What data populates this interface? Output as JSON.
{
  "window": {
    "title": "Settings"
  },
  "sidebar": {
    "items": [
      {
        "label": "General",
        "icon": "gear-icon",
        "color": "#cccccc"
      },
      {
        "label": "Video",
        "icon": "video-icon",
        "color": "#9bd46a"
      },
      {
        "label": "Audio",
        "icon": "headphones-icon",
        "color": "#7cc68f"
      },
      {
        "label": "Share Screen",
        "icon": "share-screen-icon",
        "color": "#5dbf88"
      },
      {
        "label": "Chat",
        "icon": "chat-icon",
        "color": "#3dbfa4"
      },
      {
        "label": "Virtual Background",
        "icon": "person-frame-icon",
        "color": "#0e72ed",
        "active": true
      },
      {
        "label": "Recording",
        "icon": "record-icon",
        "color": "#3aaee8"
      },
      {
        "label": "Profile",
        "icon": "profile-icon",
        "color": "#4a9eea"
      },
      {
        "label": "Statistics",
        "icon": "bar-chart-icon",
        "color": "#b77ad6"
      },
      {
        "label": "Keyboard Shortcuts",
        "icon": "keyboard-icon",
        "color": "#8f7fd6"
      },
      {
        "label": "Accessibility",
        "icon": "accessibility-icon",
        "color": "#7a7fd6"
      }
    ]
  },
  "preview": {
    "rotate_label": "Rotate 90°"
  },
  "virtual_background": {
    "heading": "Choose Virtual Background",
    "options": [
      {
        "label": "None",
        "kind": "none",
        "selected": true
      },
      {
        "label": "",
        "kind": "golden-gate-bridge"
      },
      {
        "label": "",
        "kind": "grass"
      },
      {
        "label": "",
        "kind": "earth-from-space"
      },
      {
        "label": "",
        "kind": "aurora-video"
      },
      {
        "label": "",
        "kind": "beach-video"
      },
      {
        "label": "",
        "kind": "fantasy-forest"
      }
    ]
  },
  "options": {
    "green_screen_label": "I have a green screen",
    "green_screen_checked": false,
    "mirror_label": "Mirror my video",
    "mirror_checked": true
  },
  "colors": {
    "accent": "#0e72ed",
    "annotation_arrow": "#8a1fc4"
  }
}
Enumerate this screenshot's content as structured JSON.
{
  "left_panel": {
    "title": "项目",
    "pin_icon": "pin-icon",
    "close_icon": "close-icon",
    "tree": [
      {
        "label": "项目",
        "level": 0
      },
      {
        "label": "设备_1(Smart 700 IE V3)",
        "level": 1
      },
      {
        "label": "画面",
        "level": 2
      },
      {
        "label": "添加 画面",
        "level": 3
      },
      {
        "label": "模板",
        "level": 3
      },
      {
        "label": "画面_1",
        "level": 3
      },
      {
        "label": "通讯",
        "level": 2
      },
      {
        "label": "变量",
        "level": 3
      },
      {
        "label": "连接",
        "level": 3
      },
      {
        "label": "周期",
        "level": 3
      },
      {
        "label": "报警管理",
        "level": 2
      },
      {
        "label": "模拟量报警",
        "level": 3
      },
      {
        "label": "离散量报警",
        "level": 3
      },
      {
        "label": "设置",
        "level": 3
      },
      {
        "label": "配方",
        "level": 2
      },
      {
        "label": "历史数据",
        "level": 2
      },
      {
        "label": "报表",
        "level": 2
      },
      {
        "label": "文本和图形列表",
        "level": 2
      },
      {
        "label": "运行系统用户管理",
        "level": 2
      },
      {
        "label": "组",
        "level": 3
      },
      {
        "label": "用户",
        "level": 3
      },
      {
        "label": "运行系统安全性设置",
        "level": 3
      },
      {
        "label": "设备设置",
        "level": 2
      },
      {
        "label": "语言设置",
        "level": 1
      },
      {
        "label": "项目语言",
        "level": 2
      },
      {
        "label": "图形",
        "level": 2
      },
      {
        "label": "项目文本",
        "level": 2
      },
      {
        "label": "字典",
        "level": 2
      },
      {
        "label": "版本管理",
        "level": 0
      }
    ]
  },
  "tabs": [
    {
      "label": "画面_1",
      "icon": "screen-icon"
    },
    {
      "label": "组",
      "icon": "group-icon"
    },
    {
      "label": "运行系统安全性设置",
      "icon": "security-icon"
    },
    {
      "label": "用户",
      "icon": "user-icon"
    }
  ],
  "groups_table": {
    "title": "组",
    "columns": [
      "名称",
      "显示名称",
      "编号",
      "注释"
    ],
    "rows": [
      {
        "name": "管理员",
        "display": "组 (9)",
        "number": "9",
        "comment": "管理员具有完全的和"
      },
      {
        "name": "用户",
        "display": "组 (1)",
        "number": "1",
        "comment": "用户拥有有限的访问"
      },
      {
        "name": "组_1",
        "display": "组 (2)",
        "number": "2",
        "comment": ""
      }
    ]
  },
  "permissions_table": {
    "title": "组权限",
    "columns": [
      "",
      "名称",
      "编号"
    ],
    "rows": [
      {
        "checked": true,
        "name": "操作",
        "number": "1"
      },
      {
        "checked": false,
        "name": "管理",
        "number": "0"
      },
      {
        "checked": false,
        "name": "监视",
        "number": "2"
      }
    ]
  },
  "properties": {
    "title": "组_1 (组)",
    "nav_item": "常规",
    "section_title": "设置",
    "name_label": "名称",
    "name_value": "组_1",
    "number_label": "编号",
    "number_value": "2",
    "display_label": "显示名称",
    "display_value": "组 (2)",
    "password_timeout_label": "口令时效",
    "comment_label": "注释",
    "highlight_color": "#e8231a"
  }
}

*PROBLEM REQUIREMENTS*.
Your task is to print all of the records exactly.

*ANSWER TO THIS EXERCISE*.
What data populates this interface? Output as JSON.
{
  "window": {
    "title": "Settings"
  },
  "sidebar": {
    "items": [
      {
        "label": "General",
        "icon": "gear-icon",
        "color": "#cccccc"
      },
      {
        "label": "Video",
        "icon": "video-icon",
        "color": "#9bd46a"
      },
      {
        "label": "Audio",
        "icon": "headphones-icon",
        "color": "#7cc68f"
      },
      {
        "label": "Share Screen",
        "icon": "share-screen-icon",
        "color": "#5dbf88"
      },
      {
        "label": "Chat",
        "icon": "chat-icon",
        "color": "#3dbfa4"
      },
      {
        "label": "Virtual Background",
        "icon": "person-frame-icon",
        "color": "#0e72ed",
        "active": true
      },
      {
        "label": "Recording",
        "icon": "record-icon",
        "color": "#3aaee8"
      },
      {
        "label": "Profile",
        "icon": "profile-icon",
        "color": "#4a9eea"
      },
      {
        "label": "Statistics",
        "icon": "bar-chart-icon",
        "color": "#b77ad6"
      },
      {
        "label": "Keyboard Shortcuts",
        "icon": "keyboard-icon",
        "color": "#8f7fd6"
      },
      {
        "label": "Accessibility",
        "icon": "accessibility-icon",
        "color": "#7a7fd6"
      }
    ]
  },
  "preview": {
    "rotate_label": "Rotate 90°"
  },
  "virtual_background": {
    "heading": "Choose Virtual Background",
    "options": [
      {
        "label": "None",
        "kind": "none",
        "selected": true
      },
      {
        "label": "",
        "kind": "golden-gate-bridge"
      },
      {
        "label": "",
        "kind": "grass"
      },
      {
        "label": "",
        "kind": "earth-from-space"
      },
      {
        "label": "",
        "kind": "aurora-video"
      },
      {
        "label": "",
        "kind": "beach-video"
      },
      {
        "label": "",
        "kind": "fantasy-forest"
      }
    ]
  },
  "options": {
    "green_screen_label": "I have a green screen",
    "green_screen_checked": false,
    "mirror_label": "Mirror my video",
    "mirror_checked": true
  },
  "colors": {
    "accent": "#0e72ed",
    "annotation_arrow": "#8a1fc4"
  }
}
Enumerate this screenshot's content as structured JSON.
{
  "left_panel": {
    "title": "项目",
    "pin_icon": "pin-icon",
    "close_icon": "close-icon",
    "tree": [
      {
        "label": "项目",
        "level": 0
      },
      {
        "label": "设备_1(Smart 700 IE V3)",
        "level": 1
      },
      {
        "label": "画面",
        "level": 2
      },
      {
        "label": "添加 画面",
        "level": 3
      },
      {
        "label": "模板",
        "level": 3
      },
      {
        "label": "画面_1",
        "level": 3
      },
      {
        "label": "通讯",
        "level": 2
      },
      {
        "label": "变量",
        "level": 3
      },
      {
        "label": "连接",
        "level": 3
      },
      {
        "label": "周期",
        "level": 3
      },
      {
        "label": "报警管理",
        "level": 2
      },
      {
        "label": "模拟量报警",
        "level": 3
      },
      {
        "label": "离散量报警",
        "level": 3
      },
      {
        "label": "设置",
        "level": 3
      },
      {
        "label": "配方",
        "level": 2
      },
      {
        "label": "历史数据",
        "level": 2
      },
      {
        "label": "报表",
        "level": 2
      },
      {
        "label": "文本和图形列表",
        "level": 2
      },
      {
        "label": "运行系统用户管理",
        "level": 2
      },
      {
        "label": "组",
        "level": 3
      },
      {
        "label": "用户",
        "level": 3
      },
      {
        "label": "运行系统安全性设置",
        "level": 3
      },
      {
        "label": "设备设置",
        "level": 2
      },
      {
        "label": "语言设置",
        "level": 1
      },
      {
        "label": "项目语言",
        "level": 2
      },
      {
        "label": "图形",
        "level": 2
      },
      {
        "label": "项目文本",
        "level": 2
      },
      {
        "label": "字典",
        "level": 2
      },
      {
        "label": "版本管理",
        "level": 0
      }
    ]
  },
  "tabs": [
    {
      "label": "画面_1",
      "icon": "screen-icon"
    },
    {
      "label": "组",
      "icon": "group-icon"
    },
    {
      "label": "运行系统安全性设置",
      "icon": "security-icon"
    },
    {
      "label": "用户",
      "icon": "user-icon"
    }
  ],
  "groups_table": {
    "title": "组",
    "columns": [
      "名称",
      "显示名称",
      "编号",
      "注释"
    ],
    "rows": [
      {
        "name": "管理员",
        "display": "组 (9)",
        "number": "9",
        "comment": "管理员具有完全的和"
      },
      {
        "name": "用户",
        "display": "组 (1)",
        "number": "1",
        "comment": "用户拥有有限的访问"
      },
      {
        "name": "组_1",
        "display": "组 (2)",
        "number": "2",
        "comment": ""
      }
    ]
  },
  "permissions_table": {
    "title": "组权限",
    "columns": [
      "",
      "名称",
      "编号"
    ],
    "rows": [
      {
        "checked": true,
        "name": "操作",
        "number": "1"
      },
      {
        "checked": false,
        "name": "管理",
        "number": "0"
      },
      {
        "checked": false,
        "name": "监视",
        "number": "2"
      }
    ]
  },
  "properties": {
    "title": "组_1 (组)",
    "nav_item": "常规",
    "section_title": "设置",
    "name_label": "名称",
    "name_value": "组_1",
    "number_label": "编号",
    "number_value": "2",
    "display_label": "显示名称",
    "display_value": "组 (2)",
    "password_timeout_label": "口令时效",
    "comment_label": "注释",
    "highlight_color": "#e8231a"
  }
}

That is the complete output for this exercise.